→ **SOURCE DATA**
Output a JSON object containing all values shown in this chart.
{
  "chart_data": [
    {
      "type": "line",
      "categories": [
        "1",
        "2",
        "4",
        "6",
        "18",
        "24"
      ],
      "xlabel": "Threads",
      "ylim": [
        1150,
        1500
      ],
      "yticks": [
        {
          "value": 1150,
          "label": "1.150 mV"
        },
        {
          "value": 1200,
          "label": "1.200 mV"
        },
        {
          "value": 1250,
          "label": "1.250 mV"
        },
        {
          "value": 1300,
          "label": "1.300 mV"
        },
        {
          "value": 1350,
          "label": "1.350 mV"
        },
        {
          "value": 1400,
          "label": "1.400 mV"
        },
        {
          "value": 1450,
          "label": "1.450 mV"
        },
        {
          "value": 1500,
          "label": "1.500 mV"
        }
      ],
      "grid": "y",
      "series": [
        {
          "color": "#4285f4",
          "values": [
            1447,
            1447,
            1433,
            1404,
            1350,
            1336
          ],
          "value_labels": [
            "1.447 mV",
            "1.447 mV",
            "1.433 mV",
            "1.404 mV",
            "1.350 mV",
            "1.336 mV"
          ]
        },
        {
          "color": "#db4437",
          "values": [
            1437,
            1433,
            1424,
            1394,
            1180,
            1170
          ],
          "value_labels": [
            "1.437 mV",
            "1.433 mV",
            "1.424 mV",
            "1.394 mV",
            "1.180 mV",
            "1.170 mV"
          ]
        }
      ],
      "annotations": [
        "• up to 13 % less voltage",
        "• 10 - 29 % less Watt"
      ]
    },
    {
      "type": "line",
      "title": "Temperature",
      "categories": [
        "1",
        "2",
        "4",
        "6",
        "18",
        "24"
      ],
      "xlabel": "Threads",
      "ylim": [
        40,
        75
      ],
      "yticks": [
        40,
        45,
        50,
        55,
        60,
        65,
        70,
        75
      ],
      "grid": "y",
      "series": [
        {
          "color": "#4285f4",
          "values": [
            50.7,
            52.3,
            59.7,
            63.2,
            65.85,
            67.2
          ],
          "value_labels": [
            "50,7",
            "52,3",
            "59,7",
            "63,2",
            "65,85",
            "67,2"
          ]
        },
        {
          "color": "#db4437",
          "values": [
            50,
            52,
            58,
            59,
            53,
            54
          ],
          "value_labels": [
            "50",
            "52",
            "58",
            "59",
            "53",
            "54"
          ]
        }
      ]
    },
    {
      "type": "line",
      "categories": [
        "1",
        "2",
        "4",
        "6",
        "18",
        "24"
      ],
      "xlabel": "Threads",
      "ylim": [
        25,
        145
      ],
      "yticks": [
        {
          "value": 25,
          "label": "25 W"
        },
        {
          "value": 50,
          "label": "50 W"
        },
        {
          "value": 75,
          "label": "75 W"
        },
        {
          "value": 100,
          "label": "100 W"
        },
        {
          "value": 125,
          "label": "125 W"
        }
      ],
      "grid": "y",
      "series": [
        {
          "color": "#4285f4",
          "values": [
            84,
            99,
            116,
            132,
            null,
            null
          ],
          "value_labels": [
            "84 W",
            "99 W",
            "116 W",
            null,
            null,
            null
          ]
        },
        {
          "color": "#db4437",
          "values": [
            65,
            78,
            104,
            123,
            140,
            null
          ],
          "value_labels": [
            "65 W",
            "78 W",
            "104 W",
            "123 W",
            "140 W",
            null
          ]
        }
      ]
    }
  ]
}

→ **TASK REQUIREMENTS**
Without leaving anything out, give the entries again exactly.

→ **TASK SOLUTION**
Output a JSON object containing all values shown in this chart.
{
  "chart_data": [
    {
      "type": "line",
      "categories": [
        "1",
        "2",
        "4",
        "6",
        "18",
        "24"
      ],
      "xlabel": "Threads",
      "ylim": [
        1150,
        1500
      ],
      "yticks": [
        {
          "value": 1150,
          "label": "1.150 mV"
        },
        {
          "value": 1200,
          "label": "1.200 mV"
        },
        {
          "value": 1250,
          "label": "1.250 mV"
        },
        {
          "value": 1300,
          "label": "1.300 mV"
        },
        {
          "value": 1350,
          "label": "1.350 mV"
        },
        {
          "value": 1400,
          "label": "1.400 mV"
        },
        {
          "value": 1450,
          "label": "1.450 mV"
        },
        {
          "value": 1500,
          "label": "1.500 mV"
        }
      ],
      "grid": "y",
      "series": [
        {
          "color": "#4285f4",
          "values": [
            1447,
            1447,
            1433,
            1404,
            1350,
            1336
          ],
          "value_labels": [
            "1.447 mV",
            "1.447 mV",
            "1.433 mV",
            "1.404 mV",
            "1.350 mV",
            "1.336 mV"
          ]
        },
        {
          "color": "#db4437",
          "values": [
            1437,
            1433,
            1424,
            1394,
            1180,
            1170
          ],
          "value_labels": [
            "1.437 mV",
            "1.433 mV",
            "1.424 mV",
            "1.394 mV",
            "1.180 mV",
            "1.170 mV"
          ]
        }
      ],
      "annotations": [
        "• up to 13 % less voltage",
        "• 10 - 29 % less Watt"
      ]
    },
    {
      "type": "line",
      "title": "Temperature",
      "categories": [
        "1",
        "2",
        "4",
        "6",
        "18",
        "24"
      ],
      "xlabel": "Threads",
      "ylim": [
        40,
        75
      ],
      "yticks": [
        40,
        45,
        50,
        55,
        60,
        65,
        70,
        75
      ],
      "grid": "y",
      "series": [
        {
          "color": "#4285f4",
          "values": [
            50.7,
            52.3,
            59.7,
            63.2,
            65.85,
            67.2
          ],
          "value_labels": [
            "50,7",
            "52,3",
            "59,7",
            "63,2",
            "65,85",
            "67,2"
          ]
        },
        {
          "color": "#db4437",
          "values": [
            50,
            52,
            58,
            59,
            53,
            54
          ],
          "value_labels": [
            "50",
            "52",
            "58",
            "59",
            "53",
            "54"
          ]
        }
      ]
    },
    {
      "type": "line",
      "categories": [
        "1",
        "2",
        "4",
        "6",
        "18",
        "24"
      ],
      "xlabel": "Threads",
      "ylim": [
        25,
        145
      ],
      "yticks": [
        {
          "value": 25,
          "label": "25 W"
        },
        {
          "value": 50,
          "label": "50 W"
        },
        {
          "value": 75,
          "label": "75 W"
        },
        {
          "value": 100,
          "label": "100 W"
        },
        {
          "value": 125,
          "label": "125 W"
        }
      ],
      "grid": "y",
      "series": [
        {
          "color": "#4285f4",
          "values": [
            84,
            99,
            116,
            132,
            null,
            null
          ],
          "value_labels": [
            "84 W",
            "99 W",
            "116 W",
            null,
            null,
            null
          ]
        },
        {
          "color": "#db4437",
          "values": [
            65,
            78,
            104,
            123,
            140,
            null
          ],
          "value_labels": [
            "65 W",
            "78 W",
            "104 W",
            "123 W",
            "140 W",
            null
          ]
        }
      ]
    }
  ]
}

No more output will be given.